■ **WHAT THE EXERCISE ASKS**:
Leave the pictures out and print every record below exactly as it stands.

[Dataset records on visual material]
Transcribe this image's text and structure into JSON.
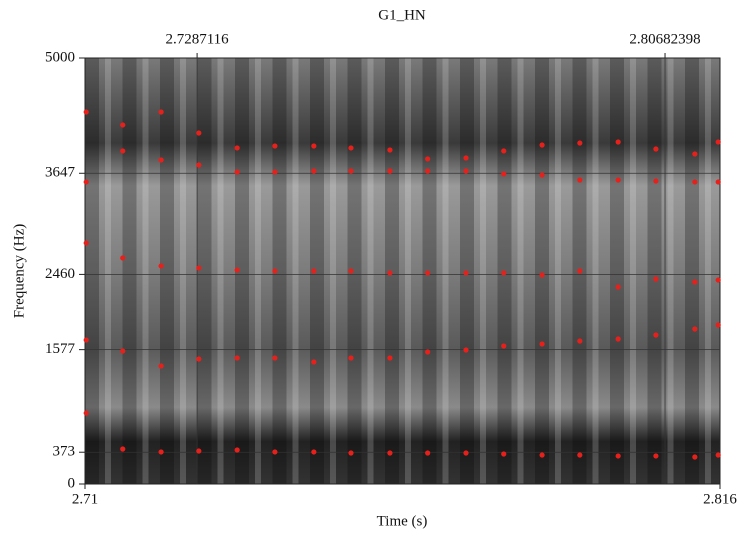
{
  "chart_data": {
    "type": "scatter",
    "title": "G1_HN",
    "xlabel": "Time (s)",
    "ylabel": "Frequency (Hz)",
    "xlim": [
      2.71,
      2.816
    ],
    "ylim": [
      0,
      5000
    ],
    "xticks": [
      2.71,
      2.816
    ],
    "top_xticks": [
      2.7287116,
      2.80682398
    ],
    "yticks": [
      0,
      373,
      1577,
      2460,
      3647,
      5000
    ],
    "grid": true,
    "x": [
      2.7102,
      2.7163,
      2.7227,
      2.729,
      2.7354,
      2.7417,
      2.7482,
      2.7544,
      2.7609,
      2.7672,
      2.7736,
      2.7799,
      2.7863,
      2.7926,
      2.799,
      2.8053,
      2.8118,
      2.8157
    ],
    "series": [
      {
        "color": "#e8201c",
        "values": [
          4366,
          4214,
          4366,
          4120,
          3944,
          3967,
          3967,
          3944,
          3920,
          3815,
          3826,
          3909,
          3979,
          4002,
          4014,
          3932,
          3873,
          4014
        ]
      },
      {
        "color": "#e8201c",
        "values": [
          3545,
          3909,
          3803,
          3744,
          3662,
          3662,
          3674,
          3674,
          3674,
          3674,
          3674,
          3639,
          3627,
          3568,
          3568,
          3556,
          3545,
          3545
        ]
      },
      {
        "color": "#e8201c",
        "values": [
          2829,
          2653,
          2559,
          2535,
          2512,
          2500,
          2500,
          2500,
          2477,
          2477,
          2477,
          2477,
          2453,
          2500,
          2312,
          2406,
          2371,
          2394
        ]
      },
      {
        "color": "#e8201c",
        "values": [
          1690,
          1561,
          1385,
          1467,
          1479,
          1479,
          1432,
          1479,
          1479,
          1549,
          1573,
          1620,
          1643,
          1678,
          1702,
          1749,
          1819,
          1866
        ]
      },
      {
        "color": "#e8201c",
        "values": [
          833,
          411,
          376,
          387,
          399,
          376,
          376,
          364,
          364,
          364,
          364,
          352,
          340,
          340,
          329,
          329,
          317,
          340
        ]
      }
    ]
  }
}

■ **TASK RESULT**:
Transcribe this image's text and structure into JSON.
{
  "chart_data": {
    "type": "scatter",
    "title": "G1_HN",
    "xlabel": "Time (s)",
    "ylabel": "Frequency (Hz)",
    "xlim": [
      2.71,
      2.816
    ],
    "ylim": [
      0,
      5000
    ],
    "xticks": [
      2.71,
      2.816
    ],
    "top_xticks": [
      2.7287116,
      2.80682398
    ],
    "yticks": [
      0,
      373,
      1577,
      2460,
      3647,
      5000
    ],
    "grid": true,
    "x": [
      2.7102,
      2.7163,
      2.7227,
      2.729,
      2.7354,
      2.7417,
      2.7482,
      2.7544,
      2.7609,
      2.7672,
      2.7736,
      2.7799,
      2.7863,
      2.7926,
      2.799,
      2.8053,
      2.8118,
      2.8157
    ],
    "series": [
      {
        "color": "#e8201c",
        "values": [
          4366,
          4214,
          4366,
          4120,
          3944,
          3967,
          3967,
          3944,
          3920,
          3815,
          3826,
          3909,
          3979,
          4002,
          4014,
          3932,
          3873,
          4014
        ]
      },
      {
        "color": "#e8201c",
        "values": [
          3545,
          3909,
          3803,
          3744,
          3662,
          3662,
          3674,
          3674,
          3674,
          3674,
          3674,
          3639,
          3627,
          3568,
          3568,
          3556,
          3545,
          3545
        ]
      },
      {
        "color": "#e8201c",
        "values": [
          2829,
          2653,
          2559,
          2535,
          2512,
          2500,
          2500,
          2500,
          2477,
          2477,
          2477,
          2477,
          2453,
          2500,
          2312,
          2406,
          2371,
          2394
        ]
      },
      {
        "color": "#e8201c",
        "values": [
          1690,
          1561,
          1385,
          1467,
          1479,
          1479,
          1432,
          1479,
          1479,
          1549,
          1573,
          1620,
          1643,
          1678,
          1702,
          1749,
          1819,
          1866
        ]
      },
      {
        "color": "#e8201c",
        "values": [
          833,
          411,
          376,
          387,
          399,
          376,
          376,
          364,
          364,
          364,
          364,
          352,
          340,
          340,
          329,
          329,
          317,
          340
        ]
      }
    ]
  }
}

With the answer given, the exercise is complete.